(Listed entries begins)

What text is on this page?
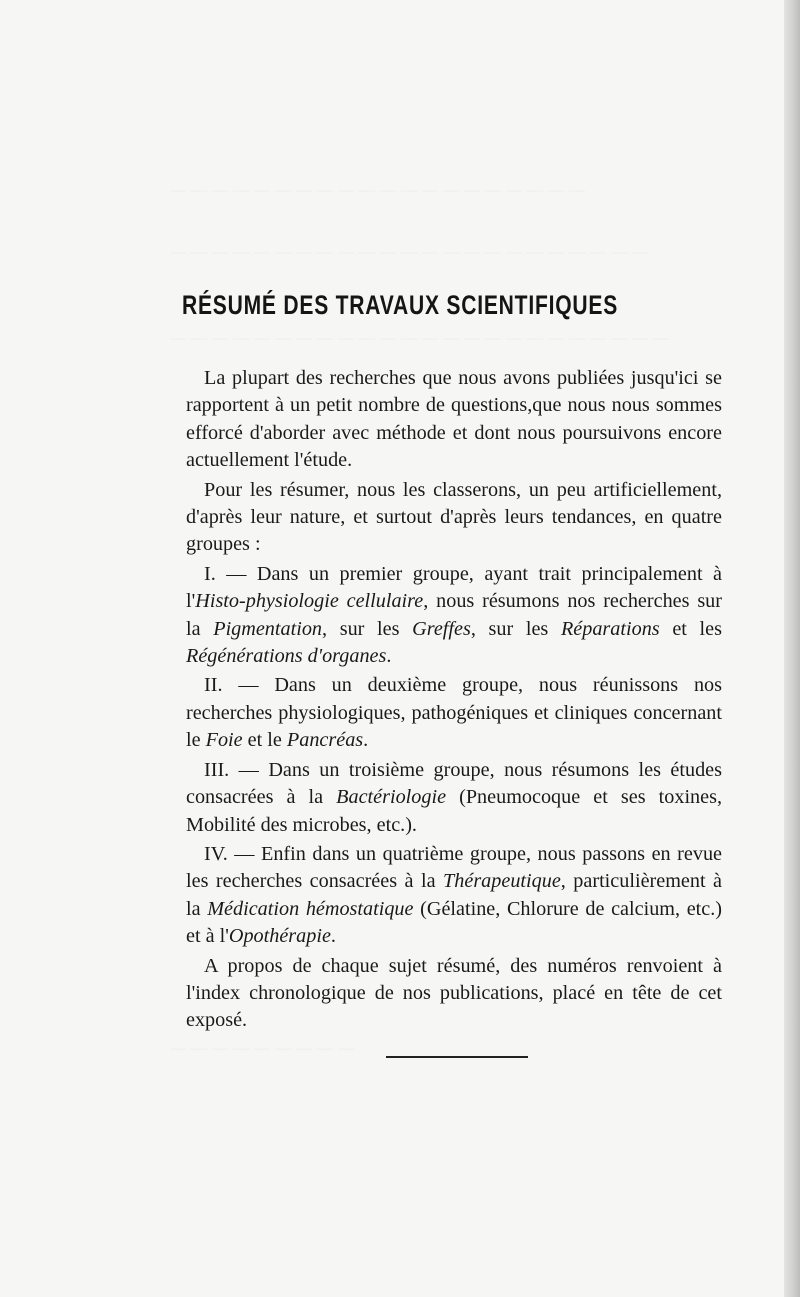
— — — — — — — — — — — — — — — — — — — —
— — — — — — — — — — — — — — — — — — — — — — —
— — — — — — — — — — — — — — — — — — — — — — — —
— — — — — — — — —
RÉSUMÉ DES TRAVAUX SCIENTIFIQUES

La plupart des recherches que nous avons publiées jusqu'ici se rapportent à un petit nombre de questions,que nous nous sommes efforcé d'aborder avec méthode et dont nous poursuivons encore actuellement l'étude.

Pour les résumer, nous les classerons, un peu artificiellement, d'après leur nature, et surtout d'après leurs tendances, en quatre groupes :

I. — Dans un premier groupe, ayant trait principalement à l'Histo-physiologie cellulaire, nous résumons nos recherches sur la Pigmentation, sur les Greffes, sur les Réparations et les Régénérations d'organes.

II. — Dans un deuxième groupe, nous réunissons nos recherches physiologiques, pathogéniques et cliniques concernant le Foie et le Pancréas.

III. — Dans un troisième groupe, nous résumons les études consacrées à la Bactériologie (Pneumocoque et ses toxines, Mobilité des microbes, etc.).

IV. — Enfin dans un quatrième groupe, nous passons en revue les recherches consacrées à la Thérapeutique, particulièrement à la Médication hémostatique (Gélatine, Chlorure de calcium, etc.) et à l'Opothérapie.

A propos de chaque sujet résumé, des numéros renvoient à l'index chronologique de nos publications, placé en tête de cet exposé.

(Listed entries ends)

* **Assignment**: Nothing but the records, copied exactly and stripped of pictures, should be returned.

* **Exercise response**:
What text is on this page?
— — — — — — — — — — — — — — — — — — — —
— — — — — — — — — — — — — — — — — — — — — — —
— — — — — — — — — — — — — — — — — — — — — — — —
— — — — — — — — —
RÉSUMÉ DES TRAVAUX SCIENTIFIQUES

La plupart des recherches que nous avons publiées jusqu'ici se rapportent à un petit nombre de questions,que nous nous sommes efforcé d'aborder avec méthode et dont nous poursuivons encore actuellement l'étude.

Pour les résumer, nous les classerons, un peu artificiellement, d'après leur nature, et surtout d'après leurs tendances, en quatre groupes :

I. — Dans un premier groupe, ayant trait principalement à l'Histo-physiologie cellulaire, nous résumons nos recherches sur la Pigmentation, sur les Greffes, sur les Réparations et les Régénérations d'organes.

II. — Dans un deuxième groupe, nous réunissons nos recherches physiologiques, pathogéniques et cliniques concernant le Foie et le Pancréas.

III. — Dans un troisième groupe, nous résumons les études consacrées à la Bactériologie (Pneumocoque et ses toxines, Mobilité des microbes, etc.).

IV. — Enfin dans un quatrième groupe, nous passons en revue les recherches consacrées à la Thérapeutique, particulièrement à la Médication hémostatique (Gélatine, Chlorure de calcium, etc.) et à l'Opothérapie.

A propos de chaque sujet résumé, des numéros renvoient à l'index chronologique de nos publications, placé en tête de cet exposé.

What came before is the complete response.